Search the records that follow and extract every line containing the string "executeSingleStage".
****************
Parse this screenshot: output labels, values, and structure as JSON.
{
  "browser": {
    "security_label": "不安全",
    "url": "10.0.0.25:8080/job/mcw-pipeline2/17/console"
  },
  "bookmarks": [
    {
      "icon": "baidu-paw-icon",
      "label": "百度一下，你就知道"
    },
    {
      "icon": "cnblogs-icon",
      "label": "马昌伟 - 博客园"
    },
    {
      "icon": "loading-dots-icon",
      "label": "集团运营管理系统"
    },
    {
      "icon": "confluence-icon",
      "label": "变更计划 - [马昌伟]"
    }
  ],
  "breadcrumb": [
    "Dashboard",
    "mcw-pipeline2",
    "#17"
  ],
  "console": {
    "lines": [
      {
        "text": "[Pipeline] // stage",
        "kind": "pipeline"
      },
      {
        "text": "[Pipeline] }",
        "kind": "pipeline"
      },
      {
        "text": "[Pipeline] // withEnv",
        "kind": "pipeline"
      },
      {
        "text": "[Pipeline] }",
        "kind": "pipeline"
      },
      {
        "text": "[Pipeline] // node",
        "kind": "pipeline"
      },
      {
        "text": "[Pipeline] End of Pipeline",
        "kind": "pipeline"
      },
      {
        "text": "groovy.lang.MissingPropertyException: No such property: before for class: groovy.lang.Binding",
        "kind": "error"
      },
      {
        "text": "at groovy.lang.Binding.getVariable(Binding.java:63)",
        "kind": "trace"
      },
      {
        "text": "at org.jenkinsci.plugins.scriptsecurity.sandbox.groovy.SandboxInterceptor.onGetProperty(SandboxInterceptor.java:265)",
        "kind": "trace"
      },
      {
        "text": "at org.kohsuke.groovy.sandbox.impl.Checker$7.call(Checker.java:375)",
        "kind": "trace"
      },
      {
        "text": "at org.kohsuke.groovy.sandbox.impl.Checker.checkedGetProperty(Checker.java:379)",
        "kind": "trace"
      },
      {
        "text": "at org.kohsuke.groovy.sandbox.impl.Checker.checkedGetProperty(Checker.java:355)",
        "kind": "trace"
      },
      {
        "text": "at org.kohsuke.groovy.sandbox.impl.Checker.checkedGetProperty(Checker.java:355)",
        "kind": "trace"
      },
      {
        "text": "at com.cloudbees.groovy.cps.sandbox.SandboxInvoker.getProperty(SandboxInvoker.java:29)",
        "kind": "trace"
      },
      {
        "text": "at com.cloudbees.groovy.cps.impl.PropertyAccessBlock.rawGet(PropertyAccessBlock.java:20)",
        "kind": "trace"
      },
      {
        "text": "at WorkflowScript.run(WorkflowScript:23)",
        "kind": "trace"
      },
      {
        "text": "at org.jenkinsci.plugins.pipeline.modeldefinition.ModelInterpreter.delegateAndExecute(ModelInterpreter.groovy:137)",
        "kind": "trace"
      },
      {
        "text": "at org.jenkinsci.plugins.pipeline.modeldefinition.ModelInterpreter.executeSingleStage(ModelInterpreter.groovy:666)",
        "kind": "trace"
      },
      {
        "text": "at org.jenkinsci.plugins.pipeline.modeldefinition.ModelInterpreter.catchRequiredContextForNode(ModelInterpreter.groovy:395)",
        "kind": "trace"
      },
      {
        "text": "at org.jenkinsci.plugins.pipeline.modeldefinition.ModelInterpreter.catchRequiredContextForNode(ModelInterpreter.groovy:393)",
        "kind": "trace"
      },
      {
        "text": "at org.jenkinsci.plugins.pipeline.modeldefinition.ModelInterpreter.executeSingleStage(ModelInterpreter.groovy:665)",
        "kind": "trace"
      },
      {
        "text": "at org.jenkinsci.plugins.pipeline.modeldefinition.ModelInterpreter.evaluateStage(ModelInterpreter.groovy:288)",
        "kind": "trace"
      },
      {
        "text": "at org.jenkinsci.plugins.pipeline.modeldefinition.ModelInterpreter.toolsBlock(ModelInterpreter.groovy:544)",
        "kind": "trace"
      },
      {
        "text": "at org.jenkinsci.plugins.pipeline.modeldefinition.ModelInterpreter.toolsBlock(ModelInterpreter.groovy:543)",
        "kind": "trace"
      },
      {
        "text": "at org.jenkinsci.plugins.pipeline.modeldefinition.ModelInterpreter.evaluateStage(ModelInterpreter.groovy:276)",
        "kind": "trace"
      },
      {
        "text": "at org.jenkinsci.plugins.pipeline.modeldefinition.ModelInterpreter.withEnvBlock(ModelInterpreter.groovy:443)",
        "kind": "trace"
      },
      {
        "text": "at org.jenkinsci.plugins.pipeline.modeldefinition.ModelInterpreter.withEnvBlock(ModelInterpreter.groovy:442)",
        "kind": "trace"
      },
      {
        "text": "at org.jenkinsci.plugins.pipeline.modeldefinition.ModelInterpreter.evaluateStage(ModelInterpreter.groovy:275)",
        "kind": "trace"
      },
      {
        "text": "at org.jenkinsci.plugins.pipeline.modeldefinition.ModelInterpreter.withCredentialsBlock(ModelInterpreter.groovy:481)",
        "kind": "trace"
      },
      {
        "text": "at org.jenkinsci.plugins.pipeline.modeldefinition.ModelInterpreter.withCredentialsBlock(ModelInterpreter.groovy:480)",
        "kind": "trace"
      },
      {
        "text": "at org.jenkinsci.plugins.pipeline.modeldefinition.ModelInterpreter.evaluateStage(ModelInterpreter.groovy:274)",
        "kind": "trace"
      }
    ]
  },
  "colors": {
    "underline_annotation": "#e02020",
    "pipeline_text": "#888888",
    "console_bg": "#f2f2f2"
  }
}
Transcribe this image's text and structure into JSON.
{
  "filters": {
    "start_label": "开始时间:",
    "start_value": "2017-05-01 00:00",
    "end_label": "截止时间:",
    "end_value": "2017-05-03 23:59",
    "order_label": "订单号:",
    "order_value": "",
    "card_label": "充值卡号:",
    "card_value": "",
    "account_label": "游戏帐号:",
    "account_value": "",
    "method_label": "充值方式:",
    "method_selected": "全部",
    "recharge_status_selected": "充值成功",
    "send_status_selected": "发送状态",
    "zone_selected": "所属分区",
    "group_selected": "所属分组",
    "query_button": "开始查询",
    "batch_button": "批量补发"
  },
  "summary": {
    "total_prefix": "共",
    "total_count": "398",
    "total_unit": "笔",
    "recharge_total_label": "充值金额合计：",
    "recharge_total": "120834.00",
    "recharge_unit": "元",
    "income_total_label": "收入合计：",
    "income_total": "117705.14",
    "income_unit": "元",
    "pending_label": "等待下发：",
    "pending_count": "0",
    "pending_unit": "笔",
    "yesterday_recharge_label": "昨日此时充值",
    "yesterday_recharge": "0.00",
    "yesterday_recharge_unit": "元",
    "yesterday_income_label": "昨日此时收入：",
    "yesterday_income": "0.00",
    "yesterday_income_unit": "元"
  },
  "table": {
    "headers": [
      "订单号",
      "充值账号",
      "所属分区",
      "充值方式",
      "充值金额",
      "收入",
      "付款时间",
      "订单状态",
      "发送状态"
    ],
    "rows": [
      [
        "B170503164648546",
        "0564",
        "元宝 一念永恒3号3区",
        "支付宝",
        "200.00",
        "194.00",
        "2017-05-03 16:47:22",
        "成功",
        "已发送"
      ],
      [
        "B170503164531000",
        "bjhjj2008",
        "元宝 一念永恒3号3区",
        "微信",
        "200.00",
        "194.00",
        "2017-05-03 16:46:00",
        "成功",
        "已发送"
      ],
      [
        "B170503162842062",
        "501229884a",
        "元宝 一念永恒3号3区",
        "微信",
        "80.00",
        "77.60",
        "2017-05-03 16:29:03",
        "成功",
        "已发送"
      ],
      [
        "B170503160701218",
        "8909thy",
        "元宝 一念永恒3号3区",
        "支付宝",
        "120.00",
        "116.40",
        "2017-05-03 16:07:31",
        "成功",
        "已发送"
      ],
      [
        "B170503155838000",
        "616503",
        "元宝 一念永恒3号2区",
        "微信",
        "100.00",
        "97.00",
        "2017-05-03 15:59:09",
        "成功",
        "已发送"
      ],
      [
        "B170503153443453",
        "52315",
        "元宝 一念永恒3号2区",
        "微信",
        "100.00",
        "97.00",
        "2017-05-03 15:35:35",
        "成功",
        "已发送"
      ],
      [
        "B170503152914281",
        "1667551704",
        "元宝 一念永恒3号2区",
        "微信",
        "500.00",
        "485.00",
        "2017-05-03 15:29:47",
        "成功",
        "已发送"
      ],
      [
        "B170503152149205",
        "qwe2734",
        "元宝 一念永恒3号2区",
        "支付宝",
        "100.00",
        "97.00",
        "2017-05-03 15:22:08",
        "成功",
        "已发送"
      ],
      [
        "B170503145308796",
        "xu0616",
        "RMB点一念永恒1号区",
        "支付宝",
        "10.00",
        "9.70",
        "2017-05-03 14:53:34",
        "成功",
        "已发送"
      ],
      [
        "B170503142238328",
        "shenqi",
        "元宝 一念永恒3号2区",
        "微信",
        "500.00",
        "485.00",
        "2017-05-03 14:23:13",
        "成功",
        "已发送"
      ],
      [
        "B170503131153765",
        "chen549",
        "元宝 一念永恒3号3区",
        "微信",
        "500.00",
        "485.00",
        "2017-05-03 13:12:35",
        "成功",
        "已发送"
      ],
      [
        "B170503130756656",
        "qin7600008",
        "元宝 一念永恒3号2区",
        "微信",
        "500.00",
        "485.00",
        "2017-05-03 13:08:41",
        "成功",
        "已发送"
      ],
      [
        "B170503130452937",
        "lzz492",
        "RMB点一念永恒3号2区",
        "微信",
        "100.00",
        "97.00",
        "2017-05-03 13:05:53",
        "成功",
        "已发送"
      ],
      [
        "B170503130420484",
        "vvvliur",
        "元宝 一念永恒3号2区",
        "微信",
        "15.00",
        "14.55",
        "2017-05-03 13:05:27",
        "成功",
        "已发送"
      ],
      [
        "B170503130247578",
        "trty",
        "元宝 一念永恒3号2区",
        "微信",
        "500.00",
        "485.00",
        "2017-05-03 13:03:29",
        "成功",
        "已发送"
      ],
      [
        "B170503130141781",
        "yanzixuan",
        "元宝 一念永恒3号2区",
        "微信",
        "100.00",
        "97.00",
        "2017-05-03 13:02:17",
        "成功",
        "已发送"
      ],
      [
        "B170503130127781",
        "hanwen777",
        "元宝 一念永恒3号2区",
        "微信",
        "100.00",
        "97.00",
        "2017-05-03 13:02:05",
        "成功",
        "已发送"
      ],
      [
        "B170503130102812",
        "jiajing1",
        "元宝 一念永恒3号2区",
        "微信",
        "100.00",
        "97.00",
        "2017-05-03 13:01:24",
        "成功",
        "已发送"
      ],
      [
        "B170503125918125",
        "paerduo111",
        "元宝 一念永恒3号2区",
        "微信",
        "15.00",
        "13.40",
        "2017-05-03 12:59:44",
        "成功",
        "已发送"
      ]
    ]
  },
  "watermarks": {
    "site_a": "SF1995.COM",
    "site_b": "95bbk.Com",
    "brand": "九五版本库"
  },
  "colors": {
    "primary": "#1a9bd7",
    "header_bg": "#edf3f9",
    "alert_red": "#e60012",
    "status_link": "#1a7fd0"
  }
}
****************
=== Answer to this task ===
        "text": "at org.jenkinsci.plugins.pipeline.modeldefinition.ModelInterpreter.executeSingleStage(ModelInterpreter.groovy:666)",
        "text": "at org.jenkinsci.plugins.pipeline.modeldefinition.ModelInterpreter.executeSingleStage(ModelInterpreter.groovy:665)",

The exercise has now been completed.